What you have to do: Pull out each line of the data that includes the word "name".

Data for this task:
□ □ □ □ □

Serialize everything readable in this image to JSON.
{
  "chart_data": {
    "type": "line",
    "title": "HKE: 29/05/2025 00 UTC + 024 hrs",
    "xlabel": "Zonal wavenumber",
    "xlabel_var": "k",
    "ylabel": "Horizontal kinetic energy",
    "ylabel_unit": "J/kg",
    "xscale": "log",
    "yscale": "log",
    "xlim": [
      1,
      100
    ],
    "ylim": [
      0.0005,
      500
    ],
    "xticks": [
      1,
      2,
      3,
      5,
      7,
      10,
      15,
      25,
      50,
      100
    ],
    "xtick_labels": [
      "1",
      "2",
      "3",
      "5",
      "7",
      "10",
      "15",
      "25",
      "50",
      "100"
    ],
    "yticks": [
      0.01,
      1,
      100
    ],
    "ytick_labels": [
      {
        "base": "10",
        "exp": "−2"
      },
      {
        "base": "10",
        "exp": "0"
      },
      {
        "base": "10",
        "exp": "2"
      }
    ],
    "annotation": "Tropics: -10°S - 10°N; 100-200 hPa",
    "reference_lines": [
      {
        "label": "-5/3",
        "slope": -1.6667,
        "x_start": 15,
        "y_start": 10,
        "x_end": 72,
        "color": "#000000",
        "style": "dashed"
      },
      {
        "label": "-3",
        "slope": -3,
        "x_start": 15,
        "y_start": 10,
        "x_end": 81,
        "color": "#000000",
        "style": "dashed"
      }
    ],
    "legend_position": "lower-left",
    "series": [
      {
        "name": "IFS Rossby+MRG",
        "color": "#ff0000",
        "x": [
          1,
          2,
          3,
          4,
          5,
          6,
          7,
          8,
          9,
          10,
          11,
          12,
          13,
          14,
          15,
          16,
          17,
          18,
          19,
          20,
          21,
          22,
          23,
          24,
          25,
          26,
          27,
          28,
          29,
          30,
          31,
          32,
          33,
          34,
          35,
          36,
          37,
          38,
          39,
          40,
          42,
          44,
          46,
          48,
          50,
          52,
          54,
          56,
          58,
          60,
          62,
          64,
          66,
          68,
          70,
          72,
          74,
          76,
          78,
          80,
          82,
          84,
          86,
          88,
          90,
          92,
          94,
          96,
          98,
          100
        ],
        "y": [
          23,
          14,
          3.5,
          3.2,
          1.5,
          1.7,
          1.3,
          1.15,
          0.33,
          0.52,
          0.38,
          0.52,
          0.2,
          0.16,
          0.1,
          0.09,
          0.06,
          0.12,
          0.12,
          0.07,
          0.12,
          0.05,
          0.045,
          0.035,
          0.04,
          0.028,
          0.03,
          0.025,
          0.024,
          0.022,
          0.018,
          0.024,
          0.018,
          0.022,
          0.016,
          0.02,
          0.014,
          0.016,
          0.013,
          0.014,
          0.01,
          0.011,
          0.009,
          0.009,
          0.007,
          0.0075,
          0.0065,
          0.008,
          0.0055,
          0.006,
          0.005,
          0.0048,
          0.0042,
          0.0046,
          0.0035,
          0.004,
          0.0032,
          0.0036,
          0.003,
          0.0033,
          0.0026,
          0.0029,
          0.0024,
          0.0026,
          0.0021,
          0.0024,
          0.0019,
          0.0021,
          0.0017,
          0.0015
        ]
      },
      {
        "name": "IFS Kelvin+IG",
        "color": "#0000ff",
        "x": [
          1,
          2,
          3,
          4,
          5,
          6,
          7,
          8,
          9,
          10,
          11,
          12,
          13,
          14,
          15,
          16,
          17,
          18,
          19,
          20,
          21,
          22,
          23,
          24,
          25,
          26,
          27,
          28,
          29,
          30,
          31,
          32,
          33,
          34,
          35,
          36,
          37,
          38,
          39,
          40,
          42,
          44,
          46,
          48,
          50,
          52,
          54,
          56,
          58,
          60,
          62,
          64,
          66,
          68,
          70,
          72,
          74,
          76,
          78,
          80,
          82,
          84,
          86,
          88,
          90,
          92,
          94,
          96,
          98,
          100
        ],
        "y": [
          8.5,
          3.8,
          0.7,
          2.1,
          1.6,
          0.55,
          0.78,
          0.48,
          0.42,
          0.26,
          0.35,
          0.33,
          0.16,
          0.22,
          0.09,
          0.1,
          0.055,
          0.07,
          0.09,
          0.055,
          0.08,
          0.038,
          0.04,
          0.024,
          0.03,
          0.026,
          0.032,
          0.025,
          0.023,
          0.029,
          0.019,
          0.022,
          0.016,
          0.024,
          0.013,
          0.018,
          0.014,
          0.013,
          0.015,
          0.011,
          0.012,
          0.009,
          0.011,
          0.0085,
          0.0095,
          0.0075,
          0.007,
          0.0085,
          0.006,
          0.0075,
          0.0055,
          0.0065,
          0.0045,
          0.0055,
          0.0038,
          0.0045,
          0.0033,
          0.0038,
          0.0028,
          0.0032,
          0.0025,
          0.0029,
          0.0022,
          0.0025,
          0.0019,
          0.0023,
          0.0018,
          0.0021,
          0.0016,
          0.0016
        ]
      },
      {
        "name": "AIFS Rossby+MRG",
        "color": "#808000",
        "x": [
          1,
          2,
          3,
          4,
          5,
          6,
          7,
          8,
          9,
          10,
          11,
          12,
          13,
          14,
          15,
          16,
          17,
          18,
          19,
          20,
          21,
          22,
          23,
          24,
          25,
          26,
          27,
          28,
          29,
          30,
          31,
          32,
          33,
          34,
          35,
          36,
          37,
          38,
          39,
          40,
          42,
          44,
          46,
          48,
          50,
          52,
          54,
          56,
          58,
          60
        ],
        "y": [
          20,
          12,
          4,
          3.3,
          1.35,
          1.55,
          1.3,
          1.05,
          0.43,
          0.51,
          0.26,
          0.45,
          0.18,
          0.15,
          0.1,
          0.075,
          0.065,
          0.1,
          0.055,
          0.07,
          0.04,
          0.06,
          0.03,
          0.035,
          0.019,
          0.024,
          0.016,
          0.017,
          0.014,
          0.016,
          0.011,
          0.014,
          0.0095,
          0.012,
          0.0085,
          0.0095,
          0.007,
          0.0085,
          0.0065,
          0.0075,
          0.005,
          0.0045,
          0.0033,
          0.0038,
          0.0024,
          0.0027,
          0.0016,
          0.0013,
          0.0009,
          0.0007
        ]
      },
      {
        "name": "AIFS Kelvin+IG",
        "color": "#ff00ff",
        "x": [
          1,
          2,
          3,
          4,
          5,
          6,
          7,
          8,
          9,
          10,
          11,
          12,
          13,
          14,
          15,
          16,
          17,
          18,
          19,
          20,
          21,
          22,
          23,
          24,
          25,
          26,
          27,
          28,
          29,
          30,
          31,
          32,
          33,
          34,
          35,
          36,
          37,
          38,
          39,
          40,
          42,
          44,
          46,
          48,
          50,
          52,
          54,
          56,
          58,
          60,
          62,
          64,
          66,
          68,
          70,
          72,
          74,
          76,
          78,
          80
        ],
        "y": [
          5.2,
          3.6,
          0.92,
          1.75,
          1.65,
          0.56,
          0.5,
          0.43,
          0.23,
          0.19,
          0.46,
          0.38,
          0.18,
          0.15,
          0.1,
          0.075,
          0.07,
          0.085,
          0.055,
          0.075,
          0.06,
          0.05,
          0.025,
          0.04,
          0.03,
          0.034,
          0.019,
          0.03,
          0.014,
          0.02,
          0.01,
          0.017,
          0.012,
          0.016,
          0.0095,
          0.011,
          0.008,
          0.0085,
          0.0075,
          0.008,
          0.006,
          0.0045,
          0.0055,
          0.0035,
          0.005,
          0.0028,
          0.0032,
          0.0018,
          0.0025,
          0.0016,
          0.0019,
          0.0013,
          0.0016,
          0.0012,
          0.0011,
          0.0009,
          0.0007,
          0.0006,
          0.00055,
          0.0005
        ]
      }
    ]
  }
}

□ □ □ □ □

Completed task:
        "name": "IFS Rossby+MRG",
        "name": "IFS Kelvin+IG",
        "name": "AIFS Rossby+MRG",
        "name": "AIFS Kelvin+IG",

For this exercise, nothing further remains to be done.